Raw data
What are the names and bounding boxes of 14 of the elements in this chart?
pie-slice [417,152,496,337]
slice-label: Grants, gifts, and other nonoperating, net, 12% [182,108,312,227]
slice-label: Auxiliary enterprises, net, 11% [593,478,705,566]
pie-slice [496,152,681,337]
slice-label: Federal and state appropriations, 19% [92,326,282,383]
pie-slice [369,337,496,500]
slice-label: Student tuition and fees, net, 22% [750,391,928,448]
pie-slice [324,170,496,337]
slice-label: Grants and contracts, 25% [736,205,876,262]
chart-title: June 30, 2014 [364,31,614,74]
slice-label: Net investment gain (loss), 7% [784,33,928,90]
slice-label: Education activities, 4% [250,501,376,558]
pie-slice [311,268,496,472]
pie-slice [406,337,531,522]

---

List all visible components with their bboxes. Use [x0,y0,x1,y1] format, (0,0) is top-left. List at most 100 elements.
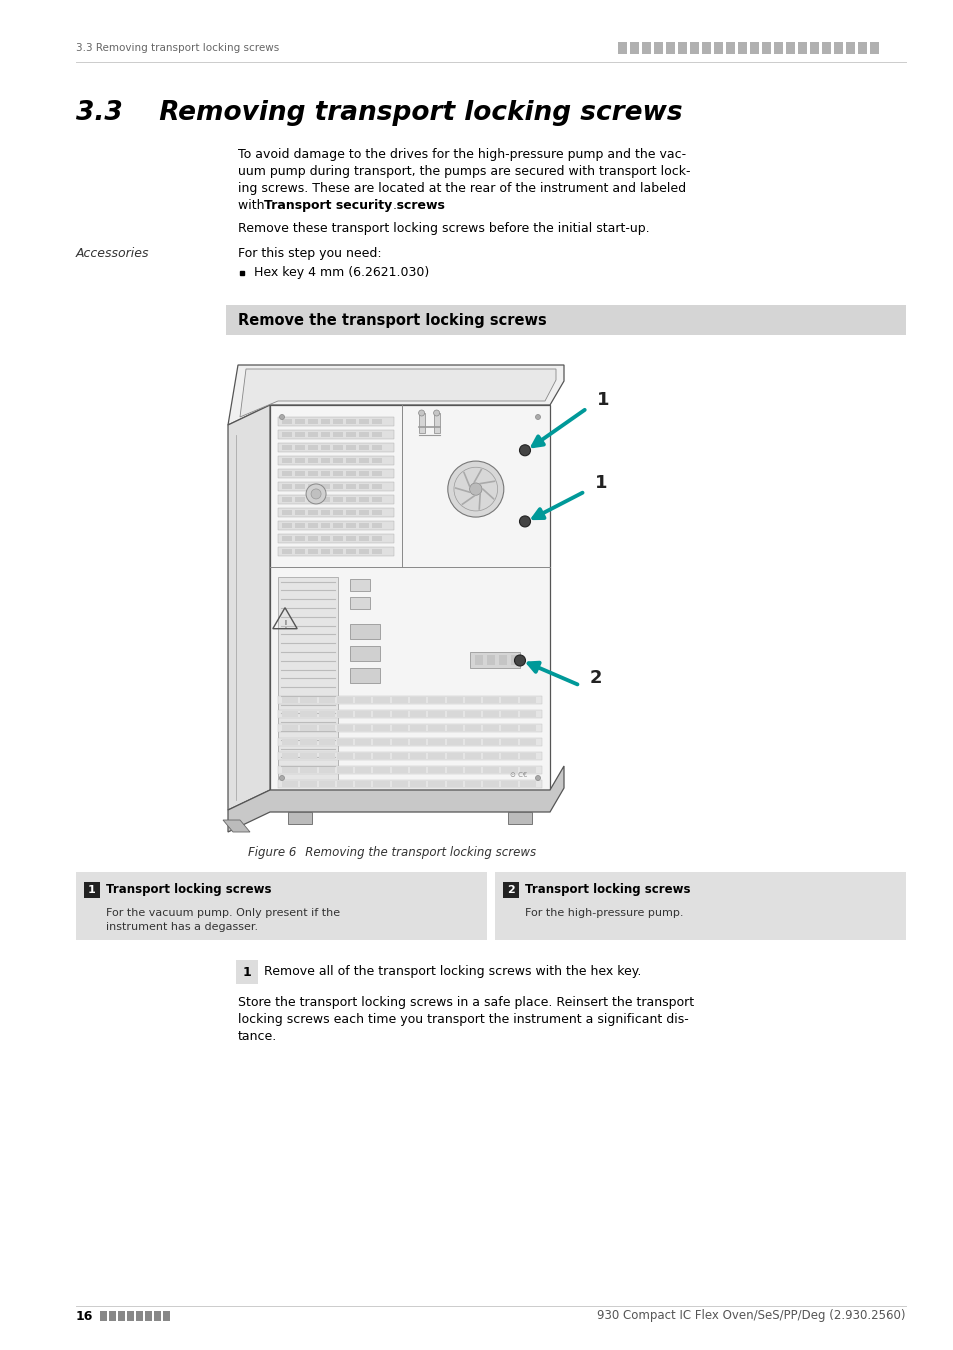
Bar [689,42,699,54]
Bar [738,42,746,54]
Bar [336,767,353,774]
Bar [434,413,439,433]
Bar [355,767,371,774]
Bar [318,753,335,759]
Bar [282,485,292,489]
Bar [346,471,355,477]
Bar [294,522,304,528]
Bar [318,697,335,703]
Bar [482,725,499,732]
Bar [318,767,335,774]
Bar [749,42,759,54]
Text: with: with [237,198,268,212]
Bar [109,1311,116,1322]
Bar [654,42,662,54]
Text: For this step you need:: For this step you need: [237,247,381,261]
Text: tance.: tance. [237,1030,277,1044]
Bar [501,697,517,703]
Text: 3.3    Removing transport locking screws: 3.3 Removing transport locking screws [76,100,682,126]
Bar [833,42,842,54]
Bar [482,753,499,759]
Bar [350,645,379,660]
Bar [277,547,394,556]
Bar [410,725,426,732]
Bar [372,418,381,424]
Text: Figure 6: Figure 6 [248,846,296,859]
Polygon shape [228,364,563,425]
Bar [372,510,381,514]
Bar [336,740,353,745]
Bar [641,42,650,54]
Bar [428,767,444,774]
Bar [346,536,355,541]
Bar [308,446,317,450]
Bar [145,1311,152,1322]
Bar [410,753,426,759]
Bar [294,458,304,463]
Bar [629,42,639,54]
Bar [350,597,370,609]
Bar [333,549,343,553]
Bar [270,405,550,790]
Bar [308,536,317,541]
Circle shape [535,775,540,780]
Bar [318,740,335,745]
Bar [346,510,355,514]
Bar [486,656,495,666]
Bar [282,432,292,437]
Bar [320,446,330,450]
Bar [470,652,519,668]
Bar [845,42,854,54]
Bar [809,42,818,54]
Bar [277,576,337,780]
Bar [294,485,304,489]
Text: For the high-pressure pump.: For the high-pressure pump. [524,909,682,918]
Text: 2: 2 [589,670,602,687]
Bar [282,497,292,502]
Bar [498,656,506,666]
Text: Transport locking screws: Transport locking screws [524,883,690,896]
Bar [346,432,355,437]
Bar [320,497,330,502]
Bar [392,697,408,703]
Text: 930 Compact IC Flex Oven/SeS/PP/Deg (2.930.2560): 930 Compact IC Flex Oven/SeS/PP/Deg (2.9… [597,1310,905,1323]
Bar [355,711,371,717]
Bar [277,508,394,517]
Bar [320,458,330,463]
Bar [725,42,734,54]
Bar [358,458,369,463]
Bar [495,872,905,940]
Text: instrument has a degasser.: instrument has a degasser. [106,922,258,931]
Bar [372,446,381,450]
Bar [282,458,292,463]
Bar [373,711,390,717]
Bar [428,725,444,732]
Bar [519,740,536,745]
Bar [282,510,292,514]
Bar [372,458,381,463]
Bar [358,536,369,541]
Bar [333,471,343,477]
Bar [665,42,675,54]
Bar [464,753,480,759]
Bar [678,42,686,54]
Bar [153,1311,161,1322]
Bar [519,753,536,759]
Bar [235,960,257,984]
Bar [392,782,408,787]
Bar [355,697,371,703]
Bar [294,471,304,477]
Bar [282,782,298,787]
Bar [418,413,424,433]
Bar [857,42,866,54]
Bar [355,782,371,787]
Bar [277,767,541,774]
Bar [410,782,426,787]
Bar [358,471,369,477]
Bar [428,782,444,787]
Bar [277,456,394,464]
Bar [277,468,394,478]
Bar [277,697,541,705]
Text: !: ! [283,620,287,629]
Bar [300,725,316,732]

Set exercise
Reproduce the records from the line containing "Bar [689,42,699,54]" through the line containing "Bar [654,42,662,54]", including both of those lines, without changing any character.

Written solution
Bar [689,42,699,54]
Bar [738,42,746,54]
Bar [336,767,353,774]
Bar [434,413,439,433]
Bar [355,767,371,774]
Bar [318,753,335,759]
Bar [282,485,292,489]
Bar [346,471,355,477]
Bar [294,522,304,528]
Bar [318,697,335,703]
Bar [482,725,499,732]
Bar [318,767,335,774]
Bar [749,42,759,54]
Text: with: with [237,198,268,212]
Bar [109,1311,116,1322]
Bar [654,42,662,54]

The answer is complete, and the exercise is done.